### TASK BRIEF
Your task is to reproduce the material exactly.

### RECORDS
>>>>

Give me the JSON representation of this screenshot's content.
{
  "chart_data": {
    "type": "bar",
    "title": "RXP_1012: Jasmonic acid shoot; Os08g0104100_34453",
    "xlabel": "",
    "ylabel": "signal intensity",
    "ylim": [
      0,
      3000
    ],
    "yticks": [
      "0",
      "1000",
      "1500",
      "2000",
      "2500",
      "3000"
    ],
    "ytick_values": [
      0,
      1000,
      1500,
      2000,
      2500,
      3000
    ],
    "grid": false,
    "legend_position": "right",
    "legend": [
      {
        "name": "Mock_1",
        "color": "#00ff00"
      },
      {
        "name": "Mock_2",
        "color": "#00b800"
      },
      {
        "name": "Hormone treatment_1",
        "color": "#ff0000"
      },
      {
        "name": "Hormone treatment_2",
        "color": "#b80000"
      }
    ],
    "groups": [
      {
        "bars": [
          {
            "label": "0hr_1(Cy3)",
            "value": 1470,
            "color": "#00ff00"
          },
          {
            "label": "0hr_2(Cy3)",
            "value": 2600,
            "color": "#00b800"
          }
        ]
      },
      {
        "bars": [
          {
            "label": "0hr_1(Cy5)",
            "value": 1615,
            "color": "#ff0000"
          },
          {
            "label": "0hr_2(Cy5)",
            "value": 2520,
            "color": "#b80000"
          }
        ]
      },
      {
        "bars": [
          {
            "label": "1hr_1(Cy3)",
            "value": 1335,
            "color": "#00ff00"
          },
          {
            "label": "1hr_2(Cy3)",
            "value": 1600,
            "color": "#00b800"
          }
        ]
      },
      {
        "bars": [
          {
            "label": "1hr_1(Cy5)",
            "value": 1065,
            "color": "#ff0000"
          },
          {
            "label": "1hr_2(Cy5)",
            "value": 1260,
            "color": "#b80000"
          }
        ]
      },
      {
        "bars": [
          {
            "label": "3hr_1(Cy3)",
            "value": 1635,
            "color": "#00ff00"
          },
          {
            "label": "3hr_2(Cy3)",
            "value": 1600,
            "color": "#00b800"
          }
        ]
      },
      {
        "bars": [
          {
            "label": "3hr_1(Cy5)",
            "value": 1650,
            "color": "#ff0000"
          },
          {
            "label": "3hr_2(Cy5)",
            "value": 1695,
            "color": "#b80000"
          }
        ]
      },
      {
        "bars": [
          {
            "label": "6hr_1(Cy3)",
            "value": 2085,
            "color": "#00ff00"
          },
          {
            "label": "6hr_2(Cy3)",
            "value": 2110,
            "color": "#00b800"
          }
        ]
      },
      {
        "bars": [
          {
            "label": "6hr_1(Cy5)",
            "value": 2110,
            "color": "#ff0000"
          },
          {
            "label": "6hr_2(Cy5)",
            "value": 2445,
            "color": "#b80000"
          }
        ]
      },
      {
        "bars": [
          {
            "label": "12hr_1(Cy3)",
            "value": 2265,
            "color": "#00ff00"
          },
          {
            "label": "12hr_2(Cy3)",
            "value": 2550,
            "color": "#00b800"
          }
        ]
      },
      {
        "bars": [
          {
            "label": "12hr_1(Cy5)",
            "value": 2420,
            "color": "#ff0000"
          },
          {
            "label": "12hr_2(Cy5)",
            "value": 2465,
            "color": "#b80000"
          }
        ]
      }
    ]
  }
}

<<<<

### ANSWER TO THIS PROBLEM
Give me the JSON representation of this screenshot's content.
{
  "chart_data": {
    "type": "bar",
    "title": "RXP_1012: Jasmonic acid shoot; Os08g0104100_34453",
    "xlabel": "",
    "ylabel": "signal intensity",
    "ylim": [
      0,
      3000
    ],
    "yticks": [
      "0",
      "1000",
      "1500",
      "2000",
      "2500",
      "3000"
    ],
    "ytick_values": [
      0,
      1000,
      1500,
      2000,
      2500,
      3000
    ],
    "grid": false,
    "legend_position": "right",
    "legend": [
      {
        "name": "Mock_1",
        "color": "#00ff00"
      },
      {
        "name": "Mock_2",
        "color": "#00b800"
      },
      {
        "name": "Hormone treatment_1",
        "color": "#ff0000"
      },
      {
        "name": "Hormone treatment_2",
        "color": "#b80000"
      }
    ],
    "groups": [
      {
        "bars": [
          {
            "label": "0hr_1(Cy3)",
            "value": 1470,
            "color": "#00ff00"
          },
          {
            "label": "0hr_2(Cy3)",
            "value": 2600,
            "color": "#00b800"
          }
        ]
      },
      {
        "bars": [
          {
            "label": "0hr_1(Cy5)",
            "value": 1615,
            "color": "#ff0000"
          },
          {
            "label": "0hr_2(Cy5)",
            "value": 2520,
            "color": "#b80000"
          }
        ]
      },
      {
        "bars": [
          {
            "label": "1hr_1(Cy3)",
            "value": 1335,
            "color": "#00ff00"
          },
          {
            "label": "1hr_2(Cy3)",
            "value": 1600,
            "color": "#00b800"
          }
        ]
      },
      {
        "bars": [
          {
            "label": "1hr_1(Cy5)",
            "value": 1065,
            "color": "#ff0000"
          },
          {
            "label": "1hr_2(Cy5)",
            "value": 1260,
            "color": "#b80000"
          }
        ]
      },
      {
        "bars": [
          {
            "label": "3hr_1(Cy3)",
            "value": 1635,
            "color": "#00ff00"
          },
          {
            "label": "3hr_2(Cy3)",
            "value": 1600,
            "color": "#00b800"
          }
        ]
      },
      {
        "bars": [
          {
            "label": "3hr_1(Cy5)",
            "value": 1650,
            "color": "#ff0000"
          },
          {
            "label": "3hr_2(Cy5)",
            "value": 1695,
            "color": "#b80000"
          }
        ]
      },
      {
        "bars": [
          {
            "label": "6hr_1(Cy3)",
            "value": 2085,
            "color": "#00ff00"
          },
          {
            "label": "6hr_2(Cy3)",
            "value": 2110,
            "color": "#00b800"
          }
        ]
      },
      {
        "bars": [
          {
            "label": "6hr_1(Cy5)",
            "value": 2110,
            "color": "#ff0000"
          },
          {
            "label": "6hr_2(Cy5)",
            "value": 2445,
            "color": "#b80000"
          }
        ]
      },
      {
        "bars": [
          {
            "label": "12hr_1(Cy3)",
            "value": 2265,
            "color": "#00ff00"
          },
          {
            "label": "12hr_2(Cy3)",
            "value": 2550,
            "color": "#00b800"
          }
        ]
      },
      {
        "bars": [
          {
            "label": "12hr_1(Cy5)",
            "value": 2420,
            "color": "#ff0000"
          },
          {
            "label": "12hr_2(Cy5)",
            "value": 2465,
            "color": "#b80000"
          }
        ]
      }
    ]
  }
}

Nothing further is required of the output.